- [Entries supplied]
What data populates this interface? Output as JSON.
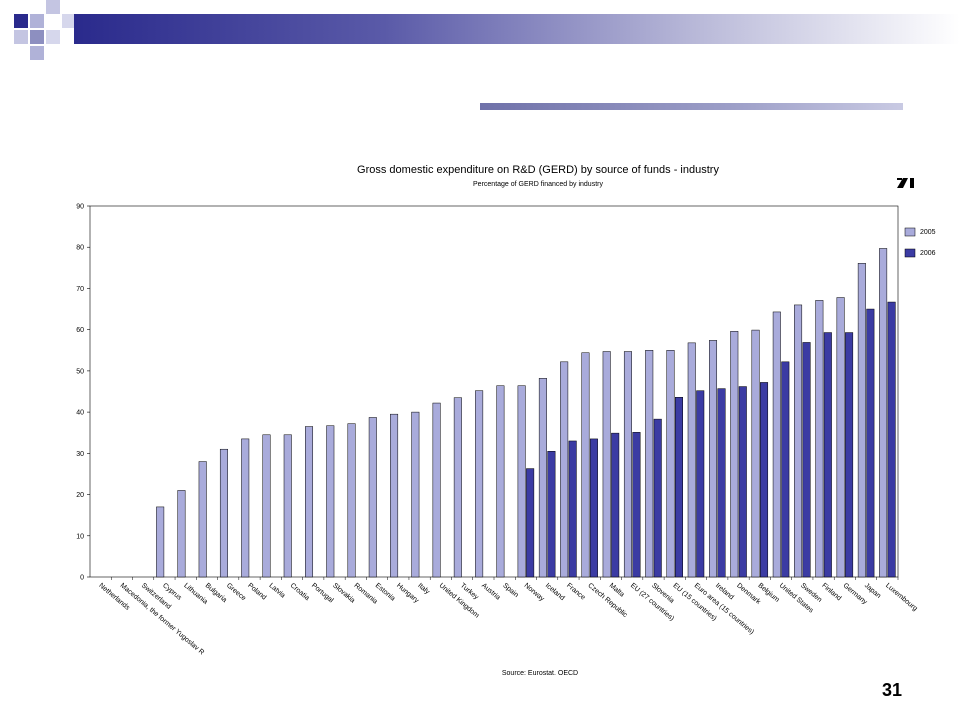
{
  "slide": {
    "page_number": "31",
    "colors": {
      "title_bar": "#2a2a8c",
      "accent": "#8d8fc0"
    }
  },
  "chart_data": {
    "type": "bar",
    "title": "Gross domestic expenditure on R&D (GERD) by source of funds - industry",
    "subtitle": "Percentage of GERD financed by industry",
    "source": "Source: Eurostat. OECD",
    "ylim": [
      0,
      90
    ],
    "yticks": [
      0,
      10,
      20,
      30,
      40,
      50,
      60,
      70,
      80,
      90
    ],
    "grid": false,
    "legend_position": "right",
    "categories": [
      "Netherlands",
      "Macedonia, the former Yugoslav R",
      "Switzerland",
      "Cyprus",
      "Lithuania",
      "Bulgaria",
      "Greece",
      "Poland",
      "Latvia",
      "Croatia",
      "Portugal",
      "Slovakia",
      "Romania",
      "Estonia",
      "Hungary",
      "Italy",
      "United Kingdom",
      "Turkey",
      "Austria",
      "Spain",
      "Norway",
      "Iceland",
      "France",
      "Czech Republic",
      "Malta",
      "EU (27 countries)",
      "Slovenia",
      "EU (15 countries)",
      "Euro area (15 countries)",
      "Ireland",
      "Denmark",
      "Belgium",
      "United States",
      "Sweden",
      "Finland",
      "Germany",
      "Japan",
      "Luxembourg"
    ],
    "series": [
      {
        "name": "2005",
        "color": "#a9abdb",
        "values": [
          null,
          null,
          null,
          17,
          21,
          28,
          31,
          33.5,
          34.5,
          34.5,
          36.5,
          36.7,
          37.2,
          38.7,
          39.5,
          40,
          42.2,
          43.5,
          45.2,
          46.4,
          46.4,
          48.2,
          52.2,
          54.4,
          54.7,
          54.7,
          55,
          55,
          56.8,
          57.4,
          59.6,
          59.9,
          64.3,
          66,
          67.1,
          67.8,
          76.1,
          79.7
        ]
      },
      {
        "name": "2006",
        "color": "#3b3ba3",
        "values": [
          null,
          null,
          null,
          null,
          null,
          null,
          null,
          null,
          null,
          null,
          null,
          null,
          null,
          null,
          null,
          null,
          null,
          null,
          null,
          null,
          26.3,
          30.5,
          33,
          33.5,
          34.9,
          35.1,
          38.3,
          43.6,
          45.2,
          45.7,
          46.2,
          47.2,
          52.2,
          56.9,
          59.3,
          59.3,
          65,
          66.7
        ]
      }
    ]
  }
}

...

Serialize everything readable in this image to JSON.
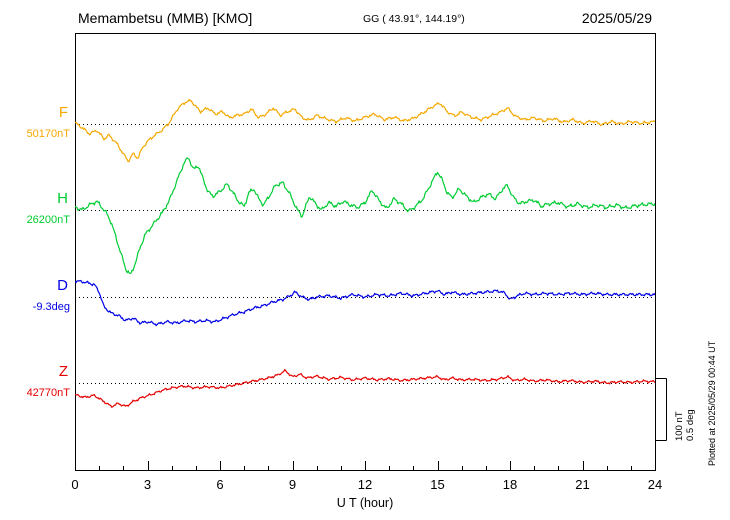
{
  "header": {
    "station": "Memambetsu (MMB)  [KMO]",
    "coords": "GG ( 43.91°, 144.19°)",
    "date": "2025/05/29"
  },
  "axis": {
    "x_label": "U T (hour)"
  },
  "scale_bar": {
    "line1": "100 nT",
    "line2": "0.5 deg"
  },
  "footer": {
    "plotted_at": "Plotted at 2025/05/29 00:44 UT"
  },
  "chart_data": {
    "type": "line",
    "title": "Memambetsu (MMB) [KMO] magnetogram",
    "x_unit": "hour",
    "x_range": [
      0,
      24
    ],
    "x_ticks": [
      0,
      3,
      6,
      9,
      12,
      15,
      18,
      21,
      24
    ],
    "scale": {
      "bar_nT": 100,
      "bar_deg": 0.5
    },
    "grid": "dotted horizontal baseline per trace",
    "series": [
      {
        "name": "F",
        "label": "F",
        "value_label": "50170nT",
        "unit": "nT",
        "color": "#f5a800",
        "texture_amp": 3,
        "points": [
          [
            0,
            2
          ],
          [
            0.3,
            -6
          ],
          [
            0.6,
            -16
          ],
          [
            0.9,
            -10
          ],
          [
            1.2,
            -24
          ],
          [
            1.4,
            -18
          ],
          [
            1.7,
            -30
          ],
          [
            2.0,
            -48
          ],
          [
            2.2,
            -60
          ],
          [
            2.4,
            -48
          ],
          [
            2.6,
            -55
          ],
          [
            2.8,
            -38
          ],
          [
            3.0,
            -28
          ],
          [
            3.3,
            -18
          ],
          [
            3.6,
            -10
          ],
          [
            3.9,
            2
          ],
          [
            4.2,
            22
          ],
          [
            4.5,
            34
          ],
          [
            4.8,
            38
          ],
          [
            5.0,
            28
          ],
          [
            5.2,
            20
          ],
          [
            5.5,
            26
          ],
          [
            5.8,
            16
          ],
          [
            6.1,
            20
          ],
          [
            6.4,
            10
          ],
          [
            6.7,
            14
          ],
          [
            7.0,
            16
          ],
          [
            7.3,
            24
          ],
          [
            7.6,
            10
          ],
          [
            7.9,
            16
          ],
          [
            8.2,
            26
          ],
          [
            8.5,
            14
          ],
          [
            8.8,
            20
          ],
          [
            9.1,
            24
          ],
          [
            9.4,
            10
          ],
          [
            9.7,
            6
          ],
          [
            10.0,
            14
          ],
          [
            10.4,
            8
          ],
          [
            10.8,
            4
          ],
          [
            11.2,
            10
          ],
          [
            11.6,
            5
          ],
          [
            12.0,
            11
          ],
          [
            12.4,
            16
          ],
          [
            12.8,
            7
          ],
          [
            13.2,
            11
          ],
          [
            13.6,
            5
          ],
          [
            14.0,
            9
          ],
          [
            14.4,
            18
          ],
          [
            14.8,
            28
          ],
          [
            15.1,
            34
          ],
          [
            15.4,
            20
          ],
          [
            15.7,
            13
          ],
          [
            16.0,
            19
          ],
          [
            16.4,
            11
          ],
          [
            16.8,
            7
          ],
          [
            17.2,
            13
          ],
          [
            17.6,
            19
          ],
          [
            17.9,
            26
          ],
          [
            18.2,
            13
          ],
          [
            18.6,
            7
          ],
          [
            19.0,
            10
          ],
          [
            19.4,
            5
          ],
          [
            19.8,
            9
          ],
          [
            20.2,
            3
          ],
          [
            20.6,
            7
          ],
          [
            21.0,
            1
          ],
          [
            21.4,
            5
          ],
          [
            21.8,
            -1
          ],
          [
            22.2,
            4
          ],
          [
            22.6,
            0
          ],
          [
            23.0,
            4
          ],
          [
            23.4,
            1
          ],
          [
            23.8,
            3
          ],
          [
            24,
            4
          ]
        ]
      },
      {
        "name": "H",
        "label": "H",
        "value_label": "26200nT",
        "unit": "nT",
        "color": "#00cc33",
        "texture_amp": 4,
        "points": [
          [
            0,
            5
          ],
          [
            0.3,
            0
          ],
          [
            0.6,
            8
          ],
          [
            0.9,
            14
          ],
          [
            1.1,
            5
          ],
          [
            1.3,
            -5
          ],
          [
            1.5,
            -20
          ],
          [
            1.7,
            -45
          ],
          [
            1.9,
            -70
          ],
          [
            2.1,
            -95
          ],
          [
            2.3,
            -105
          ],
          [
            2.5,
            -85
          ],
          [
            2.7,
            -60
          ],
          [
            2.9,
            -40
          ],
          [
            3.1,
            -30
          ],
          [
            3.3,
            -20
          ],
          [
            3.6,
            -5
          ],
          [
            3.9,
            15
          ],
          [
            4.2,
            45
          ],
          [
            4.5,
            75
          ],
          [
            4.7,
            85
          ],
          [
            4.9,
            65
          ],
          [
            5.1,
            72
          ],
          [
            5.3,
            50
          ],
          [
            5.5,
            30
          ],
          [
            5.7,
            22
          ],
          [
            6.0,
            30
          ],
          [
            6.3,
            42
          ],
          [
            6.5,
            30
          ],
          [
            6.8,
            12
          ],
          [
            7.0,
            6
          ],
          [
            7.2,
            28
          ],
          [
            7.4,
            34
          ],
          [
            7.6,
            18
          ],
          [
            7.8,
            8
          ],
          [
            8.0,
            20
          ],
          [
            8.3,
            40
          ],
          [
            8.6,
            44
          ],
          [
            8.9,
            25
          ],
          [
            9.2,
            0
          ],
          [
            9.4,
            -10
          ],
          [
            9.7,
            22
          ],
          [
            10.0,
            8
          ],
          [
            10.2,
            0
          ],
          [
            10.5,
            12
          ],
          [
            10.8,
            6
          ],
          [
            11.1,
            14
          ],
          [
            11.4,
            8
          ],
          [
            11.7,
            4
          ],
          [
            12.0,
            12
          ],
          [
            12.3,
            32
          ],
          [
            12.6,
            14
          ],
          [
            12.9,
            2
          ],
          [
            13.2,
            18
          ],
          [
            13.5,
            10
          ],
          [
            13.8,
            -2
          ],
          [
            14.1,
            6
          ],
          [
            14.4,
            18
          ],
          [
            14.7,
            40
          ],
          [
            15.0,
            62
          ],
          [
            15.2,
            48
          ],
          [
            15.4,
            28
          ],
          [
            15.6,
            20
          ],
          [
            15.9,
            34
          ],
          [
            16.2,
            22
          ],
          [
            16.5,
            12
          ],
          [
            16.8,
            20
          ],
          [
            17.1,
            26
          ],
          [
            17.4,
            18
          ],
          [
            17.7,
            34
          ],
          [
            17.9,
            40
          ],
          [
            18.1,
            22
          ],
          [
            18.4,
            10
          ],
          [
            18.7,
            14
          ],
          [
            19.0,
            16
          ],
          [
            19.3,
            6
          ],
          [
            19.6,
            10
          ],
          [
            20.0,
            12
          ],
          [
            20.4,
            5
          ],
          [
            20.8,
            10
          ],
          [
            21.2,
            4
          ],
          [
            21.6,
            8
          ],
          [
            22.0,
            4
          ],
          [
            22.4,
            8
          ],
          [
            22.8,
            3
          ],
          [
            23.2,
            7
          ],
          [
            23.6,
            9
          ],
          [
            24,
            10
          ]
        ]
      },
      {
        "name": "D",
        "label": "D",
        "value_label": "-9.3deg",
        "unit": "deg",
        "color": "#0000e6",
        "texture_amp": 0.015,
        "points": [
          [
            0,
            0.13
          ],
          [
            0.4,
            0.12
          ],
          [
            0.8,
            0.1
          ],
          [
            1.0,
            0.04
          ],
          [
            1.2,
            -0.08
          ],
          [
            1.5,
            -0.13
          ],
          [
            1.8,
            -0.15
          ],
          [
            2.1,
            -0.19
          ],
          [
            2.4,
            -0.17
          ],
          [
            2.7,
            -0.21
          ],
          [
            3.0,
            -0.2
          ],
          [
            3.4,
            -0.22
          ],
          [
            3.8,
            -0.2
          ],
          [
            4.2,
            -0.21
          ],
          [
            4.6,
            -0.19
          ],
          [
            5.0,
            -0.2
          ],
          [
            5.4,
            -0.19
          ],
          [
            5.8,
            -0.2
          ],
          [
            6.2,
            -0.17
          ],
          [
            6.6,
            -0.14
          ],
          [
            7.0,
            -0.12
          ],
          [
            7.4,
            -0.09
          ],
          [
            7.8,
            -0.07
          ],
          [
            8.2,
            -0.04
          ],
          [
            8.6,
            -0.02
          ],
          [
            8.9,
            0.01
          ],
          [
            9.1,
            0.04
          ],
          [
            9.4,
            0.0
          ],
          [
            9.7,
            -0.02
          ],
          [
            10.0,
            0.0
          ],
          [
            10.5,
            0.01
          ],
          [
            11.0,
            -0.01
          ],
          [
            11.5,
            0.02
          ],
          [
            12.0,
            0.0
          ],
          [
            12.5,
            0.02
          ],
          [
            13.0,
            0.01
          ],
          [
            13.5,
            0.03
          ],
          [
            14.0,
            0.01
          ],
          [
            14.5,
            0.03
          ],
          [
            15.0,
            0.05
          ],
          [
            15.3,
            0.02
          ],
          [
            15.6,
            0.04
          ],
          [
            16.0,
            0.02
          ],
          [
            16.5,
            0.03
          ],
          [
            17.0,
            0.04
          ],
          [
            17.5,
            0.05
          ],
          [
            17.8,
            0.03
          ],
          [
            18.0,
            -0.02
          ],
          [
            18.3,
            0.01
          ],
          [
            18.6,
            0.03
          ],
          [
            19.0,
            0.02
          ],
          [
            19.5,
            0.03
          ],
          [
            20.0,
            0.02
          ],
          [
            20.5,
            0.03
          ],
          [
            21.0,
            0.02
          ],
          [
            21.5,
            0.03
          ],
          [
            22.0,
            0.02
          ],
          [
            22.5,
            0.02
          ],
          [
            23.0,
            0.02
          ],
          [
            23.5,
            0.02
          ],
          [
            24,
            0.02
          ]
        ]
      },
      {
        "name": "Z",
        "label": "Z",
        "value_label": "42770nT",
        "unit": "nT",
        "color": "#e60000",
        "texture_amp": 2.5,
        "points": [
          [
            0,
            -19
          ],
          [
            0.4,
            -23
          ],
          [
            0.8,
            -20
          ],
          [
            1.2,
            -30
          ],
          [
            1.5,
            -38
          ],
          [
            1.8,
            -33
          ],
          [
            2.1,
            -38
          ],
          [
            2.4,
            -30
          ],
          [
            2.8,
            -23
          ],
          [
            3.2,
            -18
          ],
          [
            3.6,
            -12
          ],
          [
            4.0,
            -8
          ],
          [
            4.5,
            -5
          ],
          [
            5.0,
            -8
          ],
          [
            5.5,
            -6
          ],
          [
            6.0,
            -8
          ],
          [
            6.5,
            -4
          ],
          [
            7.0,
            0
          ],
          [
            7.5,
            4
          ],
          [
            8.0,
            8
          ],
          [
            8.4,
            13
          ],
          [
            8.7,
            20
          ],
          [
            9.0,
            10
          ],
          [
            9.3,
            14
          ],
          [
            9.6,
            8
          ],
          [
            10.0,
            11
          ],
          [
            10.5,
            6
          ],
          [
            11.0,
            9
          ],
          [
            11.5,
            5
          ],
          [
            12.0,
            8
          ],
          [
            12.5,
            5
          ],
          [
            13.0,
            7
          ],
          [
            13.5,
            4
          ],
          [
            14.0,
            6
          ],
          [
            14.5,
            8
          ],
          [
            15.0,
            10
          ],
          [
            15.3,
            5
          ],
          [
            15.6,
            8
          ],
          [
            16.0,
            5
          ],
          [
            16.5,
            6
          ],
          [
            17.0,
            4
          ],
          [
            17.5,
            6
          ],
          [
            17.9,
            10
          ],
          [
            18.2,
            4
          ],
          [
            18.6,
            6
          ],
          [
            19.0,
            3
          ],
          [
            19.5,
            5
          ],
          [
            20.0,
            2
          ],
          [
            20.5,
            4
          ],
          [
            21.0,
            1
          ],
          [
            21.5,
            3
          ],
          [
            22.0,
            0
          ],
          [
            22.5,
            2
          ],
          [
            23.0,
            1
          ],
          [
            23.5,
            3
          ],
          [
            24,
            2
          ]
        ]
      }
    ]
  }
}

- [Exercise aim] Pull out every line holding "GERD" from the records above, and copy it.

- [Finished exercise]
    "title": "Gross domestic expenditure on R&D (GERD) by source of funds - industry",
    "subtitle": "Percentage of GERD financed by industry",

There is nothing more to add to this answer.